Dataset listings of figures:
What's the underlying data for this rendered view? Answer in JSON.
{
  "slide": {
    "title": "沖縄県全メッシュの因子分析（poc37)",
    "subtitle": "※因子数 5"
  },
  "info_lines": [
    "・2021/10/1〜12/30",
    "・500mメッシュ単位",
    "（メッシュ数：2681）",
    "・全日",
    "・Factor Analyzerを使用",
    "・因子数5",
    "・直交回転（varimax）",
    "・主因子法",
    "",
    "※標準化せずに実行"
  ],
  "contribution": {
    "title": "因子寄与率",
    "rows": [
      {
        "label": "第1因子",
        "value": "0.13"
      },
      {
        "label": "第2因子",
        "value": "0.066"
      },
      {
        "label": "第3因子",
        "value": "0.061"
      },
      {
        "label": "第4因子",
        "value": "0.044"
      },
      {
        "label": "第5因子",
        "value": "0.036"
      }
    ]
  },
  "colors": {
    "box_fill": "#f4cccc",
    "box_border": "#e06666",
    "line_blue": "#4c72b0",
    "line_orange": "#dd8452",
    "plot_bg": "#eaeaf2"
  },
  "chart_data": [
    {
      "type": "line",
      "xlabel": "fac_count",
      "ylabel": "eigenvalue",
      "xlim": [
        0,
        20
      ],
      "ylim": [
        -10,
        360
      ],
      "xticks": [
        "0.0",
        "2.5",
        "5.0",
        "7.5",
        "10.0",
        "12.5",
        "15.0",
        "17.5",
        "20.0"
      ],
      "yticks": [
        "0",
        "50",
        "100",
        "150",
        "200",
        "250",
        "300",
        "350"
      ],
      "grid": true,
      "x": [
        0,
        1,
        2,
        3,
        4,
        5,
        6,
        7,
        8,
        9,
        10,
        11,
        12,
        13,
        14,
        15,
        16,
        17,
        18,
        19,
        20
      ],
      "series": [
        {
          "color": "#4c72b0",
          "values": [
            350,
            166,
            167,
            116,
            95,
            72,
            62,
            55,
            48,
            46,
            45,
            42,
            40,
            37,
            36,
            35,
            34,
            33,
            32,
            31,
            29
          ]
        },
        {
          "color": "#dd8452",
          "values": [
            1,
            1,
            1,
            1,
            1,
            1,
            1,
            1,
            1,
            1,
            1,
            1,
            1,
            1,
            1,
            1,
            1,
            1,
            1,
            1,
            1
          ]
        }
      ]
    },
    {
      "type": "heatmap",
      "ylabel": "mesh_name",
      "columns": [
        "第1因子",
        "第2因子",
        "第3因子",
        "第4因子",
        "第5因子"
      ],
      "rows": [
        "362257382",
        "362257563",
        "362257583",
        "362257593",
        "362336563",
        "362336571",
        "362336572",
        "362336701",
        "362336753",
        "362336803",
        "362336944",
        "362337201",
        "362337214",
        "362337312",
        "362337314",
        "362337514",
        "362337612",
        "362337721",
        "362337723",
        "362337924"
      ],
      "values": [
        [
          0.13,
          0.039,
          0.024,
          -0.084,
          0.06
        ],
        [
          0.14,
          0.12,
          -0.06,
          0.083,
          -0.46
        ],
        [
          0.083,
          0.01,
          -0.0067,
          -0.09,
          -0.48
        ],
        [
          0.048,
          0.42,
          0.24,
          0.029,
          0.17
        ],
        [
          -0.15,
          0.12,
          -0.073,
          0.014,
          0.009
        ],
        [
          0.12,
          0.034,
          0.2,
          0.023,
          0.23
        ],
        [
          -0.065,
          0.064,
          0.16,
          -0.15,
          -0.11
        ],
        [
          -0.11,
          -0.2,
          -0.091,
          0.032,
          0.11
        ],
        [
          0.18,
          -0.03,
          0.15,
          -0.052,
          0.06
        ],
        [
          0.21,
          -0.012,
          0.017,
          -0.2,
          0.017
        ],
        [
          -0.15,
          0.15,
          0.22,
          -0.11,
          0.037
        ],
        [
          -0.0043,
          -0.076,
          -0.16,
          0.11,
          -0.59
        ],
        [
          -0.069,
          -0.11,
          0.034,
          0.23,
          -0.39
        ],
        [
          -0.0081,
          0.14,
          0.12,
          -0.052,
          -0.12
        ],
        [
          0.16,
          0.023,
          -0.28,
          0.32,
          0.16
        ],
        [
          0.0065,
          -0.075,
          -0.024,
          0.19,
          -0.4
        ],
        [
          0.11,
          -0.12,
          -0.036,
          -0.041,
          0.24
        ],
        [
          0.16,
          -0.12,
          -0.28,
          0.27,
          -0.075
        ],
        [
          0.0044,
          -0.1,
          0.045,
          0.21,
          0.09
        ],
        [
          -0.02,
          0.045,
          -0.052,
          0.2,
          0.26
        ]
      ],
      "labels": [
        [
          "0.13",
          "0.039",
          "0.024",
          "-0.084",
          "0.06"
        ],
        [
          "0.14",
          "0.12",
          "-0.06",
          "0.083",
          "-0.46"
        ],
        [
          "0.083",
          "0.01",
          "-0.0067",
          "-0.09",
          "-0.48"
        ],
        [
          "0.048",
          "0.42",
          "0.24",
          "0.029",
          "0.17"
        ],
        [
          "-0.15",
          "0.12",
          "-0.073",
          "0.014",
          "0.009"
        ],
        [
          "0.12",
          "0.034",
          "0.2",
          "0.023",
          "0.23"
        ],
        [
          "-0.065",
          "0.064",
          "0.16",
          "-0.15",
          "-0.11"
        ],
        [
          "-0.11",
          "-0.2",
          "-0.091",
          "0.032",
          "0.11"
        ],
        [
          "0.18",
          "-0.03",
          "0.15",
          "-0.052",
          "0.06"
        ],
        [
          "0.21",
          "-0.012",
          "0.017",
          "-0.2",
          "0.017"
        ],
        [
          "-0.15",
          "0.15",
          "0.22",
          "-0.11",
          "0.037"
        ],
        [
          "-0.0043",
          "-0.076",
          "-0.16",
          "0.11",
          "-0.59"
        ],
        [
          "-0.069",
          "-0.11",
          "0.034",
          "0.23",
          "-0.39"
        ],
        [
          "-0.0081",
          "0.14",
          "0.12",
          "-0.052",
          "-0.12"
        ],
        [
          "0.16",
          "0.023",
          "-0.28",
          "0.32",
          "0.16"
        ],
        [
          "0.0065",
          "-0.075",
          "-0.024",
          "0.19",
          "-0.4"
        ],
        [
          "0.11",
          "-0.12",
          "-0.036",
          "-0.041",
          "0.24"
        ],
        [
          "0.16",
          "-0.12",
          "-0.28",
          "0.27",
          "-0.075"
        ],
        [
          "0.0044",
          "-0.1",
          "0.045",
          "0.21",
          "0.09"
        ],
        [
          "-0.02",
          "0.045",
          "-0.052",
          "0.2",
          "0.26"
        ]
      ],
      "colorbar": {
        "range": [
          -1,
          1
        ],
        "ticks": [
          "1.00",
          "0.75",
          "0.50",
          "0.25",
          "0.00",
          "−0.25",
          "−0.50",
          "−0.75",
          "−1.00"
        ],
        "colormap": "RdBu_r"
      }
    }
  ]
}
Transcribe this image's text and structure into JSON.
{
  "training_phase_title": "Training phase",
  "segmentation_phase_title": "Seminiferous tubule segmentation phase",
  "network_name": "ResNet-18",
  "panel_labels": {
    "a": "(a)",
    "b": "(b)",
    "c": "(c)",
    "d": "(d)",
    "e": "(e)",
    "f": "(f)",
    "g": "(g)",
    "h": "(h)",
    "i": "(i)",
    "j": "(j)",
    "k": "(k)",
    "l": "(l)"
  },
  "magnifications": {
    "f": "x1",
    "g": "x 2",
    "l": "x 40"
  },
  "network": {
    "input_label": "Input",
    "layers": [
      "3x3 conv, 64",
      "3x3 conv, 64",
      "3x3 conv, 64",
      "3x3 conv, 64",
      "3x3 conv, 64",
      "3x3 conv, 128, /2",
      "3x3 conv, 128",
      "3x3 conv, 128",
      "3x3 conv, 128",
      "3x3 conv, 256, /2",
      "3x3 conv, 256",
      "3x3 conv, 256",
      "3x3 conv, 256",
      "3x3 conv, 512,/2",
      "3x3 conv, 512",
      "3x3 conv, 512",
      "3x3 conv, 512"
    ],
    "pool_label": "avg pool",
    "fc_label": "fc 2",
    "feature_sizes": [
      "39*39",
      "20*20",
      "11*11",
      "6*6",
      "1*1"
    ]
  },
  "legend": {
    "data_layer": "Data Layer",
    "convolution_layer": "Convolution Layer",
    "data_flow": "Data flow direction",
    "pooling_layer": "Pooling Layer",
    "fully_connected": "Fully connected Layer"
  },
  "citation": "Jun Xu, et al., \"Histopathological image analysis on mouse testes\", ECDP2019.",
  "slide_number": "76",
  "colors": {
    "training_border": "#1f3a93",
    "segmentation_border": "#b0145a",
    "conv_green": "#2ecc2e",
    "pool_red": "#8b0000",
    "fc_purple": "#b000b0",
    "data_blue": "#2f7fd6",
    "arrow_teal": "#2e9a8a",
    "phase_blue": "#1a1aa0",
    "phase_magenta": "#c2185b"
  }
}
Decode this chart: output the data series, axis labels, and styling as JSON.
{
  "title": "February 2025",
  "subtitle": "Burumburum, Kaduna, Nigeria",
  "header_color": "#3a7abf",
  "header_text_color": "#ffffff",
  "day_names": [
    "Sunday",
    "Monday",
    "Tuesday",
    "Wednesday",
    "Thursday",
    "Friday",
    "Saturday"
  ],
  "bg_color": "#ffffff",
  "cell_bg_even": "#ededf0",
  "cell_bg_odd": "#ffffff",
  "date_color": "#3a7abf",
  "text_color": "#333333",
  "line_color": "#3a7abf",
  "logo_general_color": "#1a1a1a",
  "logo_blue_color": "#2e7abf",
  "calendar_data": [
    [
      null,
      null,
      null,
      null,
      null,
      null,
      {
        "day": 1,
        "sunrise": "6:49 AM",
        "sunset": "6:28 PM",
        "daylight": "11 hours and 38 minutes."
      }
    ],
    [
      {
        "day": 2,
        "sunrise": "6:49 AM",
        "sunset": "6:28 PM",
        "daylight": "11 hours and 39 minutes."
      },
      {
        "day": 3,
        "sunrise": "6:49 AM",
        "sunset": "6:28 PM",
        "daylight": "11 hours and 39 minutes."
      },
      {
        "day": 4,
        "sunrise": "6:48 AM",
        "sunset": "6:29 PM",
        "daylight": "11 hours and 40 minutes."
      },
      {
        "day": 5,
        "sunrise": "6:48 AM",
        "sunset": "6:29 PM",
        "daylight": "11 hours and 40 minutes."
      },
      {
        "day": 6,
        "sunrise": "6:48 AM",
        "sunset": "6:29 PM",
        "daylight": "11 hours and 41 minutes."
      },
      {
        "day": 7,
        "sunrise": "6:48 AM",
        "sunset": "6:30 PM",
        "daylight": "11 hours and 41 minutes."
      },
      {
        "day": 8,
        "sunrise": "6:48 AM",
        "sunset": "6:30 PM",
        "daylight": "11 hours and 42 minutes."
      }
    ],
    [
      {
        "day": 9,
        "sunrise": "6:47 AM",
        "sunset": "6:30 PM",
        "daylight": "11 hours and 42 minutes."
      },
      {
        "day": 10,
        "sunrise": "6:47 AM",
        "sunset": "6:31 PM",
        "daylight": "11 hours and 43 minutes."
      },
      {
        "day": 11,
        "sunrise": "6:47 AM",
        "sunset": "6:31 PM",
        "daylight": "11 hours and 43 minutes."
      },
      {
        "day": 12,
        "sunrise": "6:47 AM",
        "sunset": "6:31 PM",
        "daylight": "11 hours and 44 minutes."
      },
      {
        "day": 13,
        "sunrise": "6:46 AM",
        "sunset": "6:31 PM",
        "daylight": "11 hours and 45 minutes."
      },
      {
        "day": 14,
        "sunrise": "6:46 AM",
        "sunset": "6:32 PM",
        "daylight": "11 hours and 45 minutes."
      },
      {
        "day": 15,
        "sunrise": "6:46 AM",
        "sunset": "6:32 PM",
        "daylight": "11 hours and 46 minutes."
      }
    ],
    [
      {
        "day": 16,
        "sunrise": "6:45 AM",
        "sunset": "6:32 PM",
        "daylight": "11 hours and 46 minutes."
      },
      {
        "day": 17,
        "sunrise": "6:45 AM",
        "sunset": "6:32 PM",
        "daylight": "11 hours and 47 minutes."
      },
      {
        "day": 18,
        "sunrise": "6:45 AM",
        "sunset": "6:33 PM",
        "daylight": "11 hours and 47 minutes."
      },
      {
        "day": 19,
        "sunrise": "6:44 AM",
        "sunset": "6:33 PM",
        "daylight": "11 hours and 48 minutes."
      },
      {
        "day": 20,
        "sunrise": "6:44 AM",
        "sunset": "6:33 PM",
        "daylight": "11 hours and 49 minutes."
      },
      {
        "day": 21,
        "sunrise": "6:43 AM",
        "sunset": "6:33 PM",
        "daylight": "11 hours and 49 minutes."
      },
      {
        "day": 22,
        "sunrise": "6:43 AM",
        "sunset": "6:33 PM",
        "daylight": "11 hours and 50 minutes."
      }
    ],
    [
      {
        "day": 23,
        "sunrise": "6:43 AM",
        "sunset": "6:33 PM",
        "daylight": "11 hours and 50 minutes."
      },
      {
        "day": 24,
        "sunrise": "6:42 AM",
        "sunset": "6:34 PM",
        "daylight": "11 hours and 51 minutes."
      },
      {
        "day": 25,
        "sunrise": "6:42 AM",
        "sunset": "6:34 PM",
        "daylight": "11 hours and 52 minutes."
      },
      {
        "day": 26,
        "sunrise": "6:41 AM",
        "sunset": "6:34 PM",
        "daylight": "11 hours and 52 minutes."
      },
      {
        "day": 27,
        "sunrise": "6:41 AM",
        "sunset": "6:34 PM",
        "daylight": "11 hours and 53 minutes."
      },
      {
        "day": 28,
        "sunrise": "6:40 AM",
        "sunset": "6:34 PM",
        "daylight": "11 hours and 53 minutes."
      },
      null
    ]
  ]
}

» **PROBLEM TO WORK ON**
From the entries above, copy each line holding "this".

» **RIGHT ANSWER**
What's the underlying data for this rendered view? Answer in JSON.
Transcribe this image's text and structure into JSON.
Decode this chart: output the data series, axis labels, and styling as JSON.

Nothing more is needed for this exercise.